== Given instruction ==
Check each line of the material below, and copy it if it holds the string "values".

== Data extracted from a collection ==
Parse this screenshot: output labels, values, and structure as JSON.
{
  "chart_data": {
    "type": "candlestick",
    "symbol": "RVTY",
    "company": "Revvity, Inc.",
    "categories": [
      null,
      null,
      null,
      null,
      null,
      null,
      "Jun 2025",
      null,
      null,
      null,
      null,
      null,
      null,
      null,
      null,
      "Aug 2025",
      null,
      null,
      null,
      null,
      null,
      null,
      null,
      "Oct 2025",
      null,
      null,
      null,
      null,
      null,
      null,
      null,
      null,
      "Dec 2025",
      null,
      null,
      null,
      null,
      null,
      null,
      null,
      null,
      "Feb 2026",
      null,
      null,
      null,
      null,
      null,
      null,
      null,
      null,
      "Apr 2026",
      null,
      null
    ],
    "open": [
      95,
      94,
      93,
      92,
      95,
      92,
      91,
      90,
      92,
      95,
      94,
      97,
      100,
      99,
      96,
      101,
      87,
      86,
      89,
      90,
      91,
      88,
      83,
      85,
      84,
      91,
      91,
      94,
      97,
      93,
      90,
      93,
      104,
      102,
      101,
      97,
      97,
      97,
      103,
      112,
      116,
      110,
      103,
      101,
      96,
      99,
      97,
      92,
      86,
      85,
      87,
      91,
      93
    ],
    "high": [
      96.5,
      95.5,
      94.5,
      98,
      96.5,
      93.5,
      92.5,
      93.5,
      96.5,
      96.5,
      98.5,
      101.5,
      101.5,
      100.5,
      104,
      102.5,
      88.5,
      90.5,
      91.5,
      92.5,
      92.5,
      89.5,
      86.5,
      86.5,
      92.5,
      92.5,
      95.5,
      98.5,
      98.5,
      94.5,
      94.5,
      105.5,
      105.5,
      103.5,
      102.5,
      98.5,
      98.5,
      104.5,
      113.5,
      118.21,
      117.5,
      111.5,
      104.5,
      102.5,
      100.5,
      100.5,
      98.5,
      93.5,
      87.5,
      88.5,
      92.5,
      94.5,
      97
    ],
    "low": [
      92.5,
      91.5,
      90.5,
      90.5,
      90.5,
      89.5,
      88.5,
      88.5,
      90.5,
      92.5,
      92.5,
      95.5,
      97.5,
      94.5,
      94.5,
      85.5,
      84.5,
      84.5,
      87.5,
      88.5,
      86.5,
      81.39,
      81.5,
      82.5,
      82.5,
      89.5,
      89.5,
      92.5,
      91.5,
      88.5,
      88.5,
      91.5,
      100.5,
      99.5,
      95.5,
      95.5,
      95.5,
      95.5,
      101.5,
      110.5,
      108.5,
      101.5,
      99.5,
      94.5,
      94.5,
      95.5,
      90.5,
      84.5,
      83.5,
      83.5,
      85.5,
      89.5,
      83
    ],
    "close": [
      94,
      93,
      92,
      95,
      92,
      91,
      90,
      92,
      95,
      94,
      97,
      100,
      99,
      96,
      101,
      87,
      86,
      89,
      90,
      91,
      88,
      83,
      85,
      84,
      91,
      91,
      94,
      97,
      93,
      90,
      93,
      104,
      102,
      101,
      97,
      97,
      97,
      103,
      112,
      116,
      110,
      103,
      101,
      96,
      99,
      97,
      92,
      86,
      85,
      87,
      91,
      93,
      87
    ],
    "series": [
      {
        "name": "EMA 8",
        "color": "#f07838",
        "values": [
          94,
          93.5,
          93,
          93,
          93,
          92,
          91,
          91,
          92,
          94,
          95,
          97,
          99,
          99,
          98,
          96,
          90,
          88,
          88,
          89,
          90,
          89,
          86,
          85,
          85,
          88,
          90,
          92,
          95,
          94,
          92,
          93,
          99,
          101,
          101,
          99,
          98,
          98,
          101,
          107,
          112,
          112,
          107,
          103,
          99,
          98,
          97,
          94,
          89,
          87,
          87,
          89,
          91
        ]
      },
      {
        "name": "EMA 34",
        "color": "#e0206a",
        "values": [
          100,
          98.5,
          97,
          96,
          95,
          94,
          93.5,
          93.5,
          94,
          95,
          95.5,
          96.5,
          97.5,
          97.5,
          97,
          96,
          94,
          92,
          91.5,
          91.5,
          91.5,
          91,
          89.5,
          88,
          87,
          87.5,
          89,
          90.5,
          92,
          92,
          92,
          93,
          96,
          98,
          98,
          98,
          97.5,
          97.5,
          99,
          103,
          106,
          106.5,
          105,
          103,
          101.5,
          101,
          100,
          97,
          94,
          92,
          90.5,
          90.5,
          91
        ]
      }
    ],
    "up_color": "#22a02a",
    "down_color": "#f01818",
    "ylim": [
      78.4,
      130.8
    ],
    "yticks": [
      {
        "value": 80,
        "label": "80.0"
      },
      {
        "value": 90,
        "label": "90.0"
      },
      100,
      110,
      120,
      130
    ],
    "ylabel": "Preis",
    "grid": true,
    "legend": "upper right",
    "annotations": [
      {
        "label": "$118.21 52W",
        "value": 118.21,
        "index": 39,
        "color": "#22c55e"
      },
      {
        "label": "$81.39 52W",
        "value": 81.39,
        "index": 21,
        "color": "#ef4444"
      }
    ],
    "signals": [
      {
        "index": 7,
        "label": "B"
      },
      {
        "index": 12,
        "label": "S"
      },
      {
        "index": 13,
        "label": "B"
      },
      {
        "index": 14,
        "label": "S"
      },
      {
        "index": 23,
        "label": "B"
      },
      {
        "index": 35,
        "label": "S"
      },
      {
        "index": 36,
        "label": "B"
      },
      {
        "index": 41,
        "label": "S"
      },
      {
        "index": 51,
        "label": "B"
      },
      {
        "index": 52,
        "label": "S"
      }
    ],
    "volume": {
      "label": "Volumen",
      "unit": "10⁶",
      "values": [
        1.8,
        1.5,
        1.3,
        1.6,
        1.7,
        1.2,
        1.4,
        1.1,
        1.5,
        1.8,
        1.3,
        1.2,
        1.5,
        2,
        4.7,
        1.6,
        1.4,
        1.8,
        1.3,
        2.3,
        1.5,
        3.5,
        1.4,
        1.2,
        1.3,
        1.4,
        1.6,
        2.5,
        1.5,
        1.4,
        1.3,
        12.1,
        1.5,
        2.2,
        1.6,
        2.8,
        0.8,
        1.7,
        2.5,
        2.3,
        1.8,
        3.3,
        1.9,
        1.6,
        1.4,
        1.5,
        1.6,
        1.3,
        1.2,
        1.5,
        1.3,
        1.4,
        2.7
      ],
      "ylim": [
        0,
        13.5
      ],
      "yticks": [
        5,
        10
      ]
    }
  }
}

== Problem solution ==
Parse this screenshot: output labels, values, and structure as JSON.
        "values": [
        "values": [
      "values": [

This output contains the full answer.